• _YOUR INSTRUCTIONS_
The entries below are to be transcribed in full, without their images.
-- Start EXTRACTED RECORDS --
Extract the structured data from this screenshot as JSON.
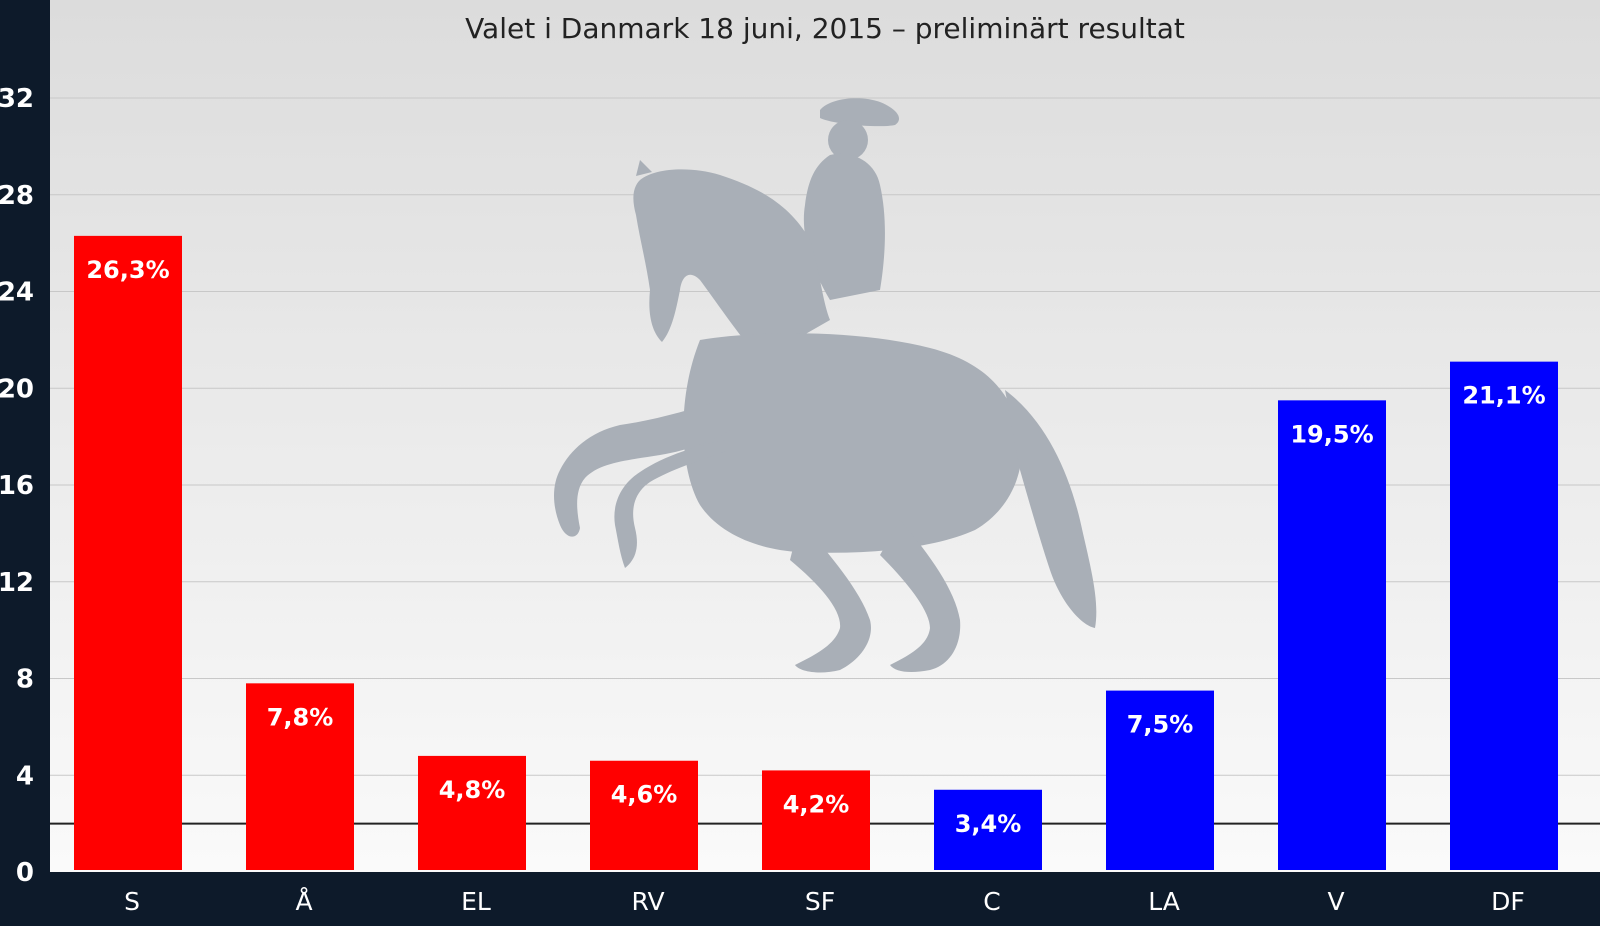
{
  "chart_data": {
    "type": "bar",
    "title": "Valet i Danmark 18 juni, 2015 – preliminärt resultat",
    "xlabel": "",
    "ylabel": "",
    "categories": [
      "S",
      "Å",
      "EL",
      "RV",
      "SF",
      "C",
      "LA",
      "V",
      "DF"
    ],
    "values": [
      26.3,
      7.8,
      4.8,
      4.6,
      4.2,
      3.4,
      7.5,
      19.5,
      21.1
    ],
    "value_labels": [
      "26,3%",
      "7,8%",
      "4,8%",
      "4,6%",
      "4,2%",
      "3,4%",
      "7,5%",
      "19,5%",
      "21,1%"
    ],
    "bar_colors": [
      "#ff0000",
      "#ff0000",
      "#ff0000",
      "#ff0000",
      "#ff0000",
      "#0000ff",
      "#0000ff",
      "#0000ff",
      "#0000ff"
    ],
    "ylim": [
      0,
      36
    ],
    "yticks": [
      0,
      4,
      8,
      12,
      16,
      20,
      24,
      28,
      32
    ],
    "threshold_line": 2,
    "grid": true,
    "legend": "none"
  },
  "colors": {
    "frame": "#0d1a2a",
    "plot_bg_top": "#dcdcdc",
    "plot_bg_bottom": "#fafafa",
    "gridline": "#c8c8c8",
    "threshold": "#222222",
    "silhouette": "#a9afb7"
  },
  "watermark_icon": "horse-rider-silhouette-icon"
}
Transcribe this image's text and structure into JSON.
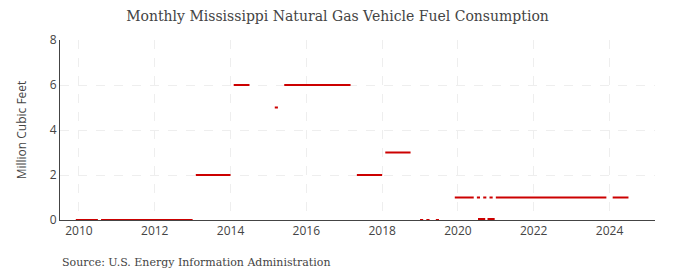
-- End EXTRACTED RECORDS --
• _EXERCISE RESULT_
Extract the structured data from this screenshot as JSON.
{
  "chart_data": {
    "type": "bar",
    "title": "Valet i Danmark 18 juni, 2015 – preliminärt resultat",
    "xlabel": "",
    "ylabel": "",
    "categories": [
      "S",
      "Å",
      "EL",
      "RV",
      "SF",
      "C",
      "LA",
      "V",
      "DF"
    ],
    "values": [
      26.3,
      7.8,
      4.8,
      4.6,
      4.2,
      3.4,
      7.5,
      19.5,
      21.1
    ],
    "value_labels": [
      "26,3%",
      "7,8%",
      "4,8%",
      "4,6%",
      "4,2%",
      "3,4%",
      "7,5%",
      "19,5%",
      "21,1%"
    ],
    "bar_colors": [
      "#ff0000",
      "#ff0000",
      "#ff0000",
      "#ff0000",
      "#ff0000",
      "#0000ff",
      "#0000ff",
      "#0000ff",
      "#0000ff"
    ],
    "ylim": [
      0,
      36
    ],
    "yticks": [
      0,
      4,
      8,
      12,
      16,
      20,
      24,
      28,
      32
    ],
    "threshold_line": 2,
    "grid": true,
    "legend": "none"
  },
  "colors": {
    "frame": "#0d1a2a",
    "plot_bg_top": "#dcdcdc",
    "plot_bg_bottom": "#fafafa",
    "gridline": "#c8c8c8",
    "threshold": "#222222",
    "silhouette": "#a9afb7"
  },
  "watermark_icon": "horse-rider-silhouette-icon"
}
Transcribe this image's text and structure into JSON.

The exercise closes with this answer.